**Exercise prompt**:
For the data that follows, report how many lines contain the word "image", and nothing else.

**Dataset excerpts**:
::::
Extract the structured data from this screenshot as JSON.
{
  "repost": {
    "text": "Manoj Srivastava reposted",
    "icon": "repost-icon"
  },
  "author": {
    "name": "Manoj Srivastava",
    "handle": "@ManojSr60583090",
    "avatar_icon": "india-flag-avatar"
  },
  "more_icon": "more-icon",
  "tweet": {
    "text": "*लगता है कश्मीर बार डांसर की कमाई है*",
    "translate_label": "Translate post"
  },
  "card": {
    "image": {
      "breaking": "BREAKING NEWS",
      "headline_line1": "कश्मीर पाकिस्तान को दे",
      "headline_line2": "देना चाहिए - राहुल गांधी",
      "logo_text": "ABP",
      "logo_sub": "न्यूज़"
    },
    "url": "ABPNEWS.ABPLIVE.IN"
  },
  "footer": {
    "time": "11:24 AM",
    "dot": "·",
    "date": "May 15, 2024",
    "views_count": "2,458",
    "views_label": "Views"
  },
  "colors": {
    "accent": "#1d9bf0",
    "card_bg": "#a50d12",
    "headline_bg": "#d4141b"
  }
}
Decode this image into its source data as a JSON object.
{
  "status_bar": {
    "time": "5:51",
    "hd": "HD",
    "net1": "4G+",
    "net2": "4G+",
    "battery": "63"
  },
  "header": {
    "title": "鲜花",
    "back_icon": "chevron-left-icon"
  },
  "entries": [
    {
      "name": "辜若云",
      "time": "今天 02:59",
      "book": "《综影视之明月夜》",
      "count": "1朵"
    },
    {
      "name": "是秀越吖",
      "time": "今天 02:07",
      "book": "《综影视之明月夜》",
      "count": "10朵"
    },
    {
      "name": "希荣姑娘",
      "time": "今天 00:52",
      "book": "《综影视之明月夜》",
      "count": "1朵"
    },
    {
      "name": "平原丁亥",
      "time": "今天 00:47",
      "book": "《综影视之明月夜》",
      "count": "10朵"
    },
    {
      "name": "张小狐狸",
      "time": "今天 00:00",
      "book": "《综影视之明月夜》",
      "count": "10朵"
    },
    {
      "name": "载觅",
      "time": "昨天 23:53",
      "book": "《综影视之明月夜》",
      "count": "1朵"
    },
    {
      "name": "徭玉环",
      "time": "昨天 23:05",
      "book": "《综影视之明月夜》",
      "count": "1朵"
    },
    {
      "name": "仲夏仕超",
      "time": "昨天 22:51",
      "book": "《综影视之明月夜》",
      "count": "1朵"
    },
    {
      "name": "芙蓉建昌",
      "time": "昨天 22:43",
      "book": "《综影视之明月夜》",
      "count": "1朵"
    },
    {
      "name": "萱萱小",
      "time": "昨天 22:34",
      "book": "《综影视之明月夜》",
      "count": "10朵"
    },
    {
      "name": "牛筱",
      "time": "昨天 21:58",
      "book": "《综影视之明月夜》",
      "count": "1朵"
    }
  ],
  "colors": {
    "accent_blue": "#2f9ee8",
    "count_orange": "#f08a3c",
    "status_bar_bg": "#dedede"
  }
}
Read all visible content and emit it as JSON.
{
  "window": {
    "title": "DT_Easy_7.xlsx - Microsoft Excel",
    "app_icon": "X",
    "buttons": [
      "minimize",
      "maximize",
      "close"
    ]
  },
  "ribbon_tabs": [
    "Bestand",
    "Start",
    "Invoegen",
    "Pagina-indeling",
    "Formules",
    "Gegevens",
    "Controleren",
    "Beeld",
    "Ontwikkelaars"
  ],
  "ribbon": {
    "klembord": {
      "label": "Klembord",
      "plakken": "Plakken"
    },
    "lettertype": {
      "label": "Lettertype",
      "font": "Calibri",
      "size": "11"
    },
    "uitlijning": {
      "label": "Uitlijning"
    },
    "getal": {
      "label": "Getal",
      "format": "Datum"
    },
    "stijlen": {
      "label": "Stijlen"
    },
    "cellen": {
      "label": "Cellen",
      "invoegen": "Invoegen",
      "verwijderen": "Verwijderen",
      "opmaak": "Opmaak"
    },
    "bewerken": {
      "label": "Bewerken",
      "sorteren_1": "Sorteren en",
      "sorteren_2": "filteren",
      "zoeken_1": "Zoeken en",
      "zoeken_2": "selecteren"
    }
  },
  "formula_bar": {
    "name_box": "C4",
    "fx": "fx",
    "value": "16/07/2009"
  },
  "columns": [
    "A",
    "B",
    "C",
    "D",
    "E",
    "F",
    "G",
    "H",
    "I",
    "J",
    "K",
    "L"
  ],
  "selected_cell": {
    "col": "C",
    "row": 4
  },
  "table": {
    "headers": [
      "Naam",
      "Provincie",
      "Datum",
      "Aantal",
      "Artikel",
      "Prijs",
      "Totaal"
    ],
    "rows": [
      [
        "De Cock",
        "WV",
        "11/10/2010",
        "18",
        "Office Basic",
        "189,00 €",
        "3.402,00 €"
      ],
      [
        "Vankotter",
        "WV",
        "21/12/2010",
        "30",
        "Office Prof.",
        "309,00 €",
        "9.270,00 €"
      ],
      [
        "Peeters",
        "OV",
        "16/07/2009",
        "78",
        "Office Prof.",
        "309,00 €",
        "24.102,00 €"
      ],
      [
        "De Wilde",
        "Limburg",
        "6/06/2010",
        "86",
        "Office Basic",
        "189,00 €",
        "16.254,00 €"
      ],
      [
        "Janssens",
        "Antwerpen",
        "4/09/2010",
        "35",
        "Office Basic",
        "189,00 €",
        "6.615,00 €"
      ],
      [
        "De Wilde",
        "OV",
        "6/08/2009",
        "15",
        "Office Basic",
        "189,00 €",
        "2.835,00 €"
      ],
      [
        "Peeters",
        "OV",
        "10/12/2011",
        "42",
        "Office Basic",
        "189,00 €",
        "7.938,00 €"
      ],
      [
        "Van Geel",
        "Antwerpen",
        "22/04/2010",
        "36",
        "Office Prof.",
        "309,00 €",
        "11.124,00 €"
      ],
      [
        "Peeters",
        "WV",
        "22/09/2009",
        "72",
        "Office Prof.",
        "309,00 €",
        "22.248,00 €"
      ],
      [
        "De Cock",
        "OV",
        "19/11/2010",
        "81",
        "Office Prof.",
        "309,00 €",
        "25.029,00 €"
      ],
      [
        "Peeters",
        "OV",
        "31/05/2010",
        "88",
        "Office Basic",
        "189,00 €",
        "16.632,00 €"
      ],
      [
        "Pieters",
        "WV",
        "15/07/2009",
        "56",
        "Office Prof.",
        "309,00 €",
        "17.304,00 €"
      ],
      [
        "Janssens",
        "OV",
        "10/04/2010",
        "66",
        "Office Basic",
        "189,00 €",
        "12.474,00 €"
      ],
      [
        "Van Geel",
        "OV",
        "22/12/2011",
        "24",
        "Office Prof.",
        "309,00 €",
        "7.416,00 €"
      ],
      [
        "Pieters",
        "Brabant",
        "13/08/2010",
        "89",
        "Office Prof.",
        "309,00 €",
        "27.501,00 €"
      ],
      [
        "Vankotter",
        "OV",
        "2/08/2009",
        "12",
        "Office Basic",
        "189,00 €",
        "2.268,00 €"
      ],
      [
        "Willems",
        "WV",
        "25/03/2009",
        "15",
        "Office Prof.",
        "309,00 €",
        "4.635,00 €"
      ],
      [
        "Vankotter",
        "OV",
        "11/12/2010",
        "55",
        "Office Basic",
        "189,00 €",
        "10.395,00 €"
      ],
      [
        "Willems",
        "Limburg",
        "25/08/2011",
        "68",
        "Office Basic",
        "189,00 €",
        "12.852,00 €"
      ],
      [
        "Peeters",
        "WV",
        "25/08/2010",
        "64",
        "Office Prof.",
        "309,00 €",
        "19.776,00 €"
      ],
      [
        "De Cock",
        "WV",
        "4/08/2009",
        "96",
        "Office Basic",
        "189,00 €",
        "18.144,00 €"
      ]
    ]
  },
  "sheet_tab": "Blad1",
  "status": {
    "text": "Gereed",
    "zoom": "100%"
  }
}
::::
**Result of this task**:
2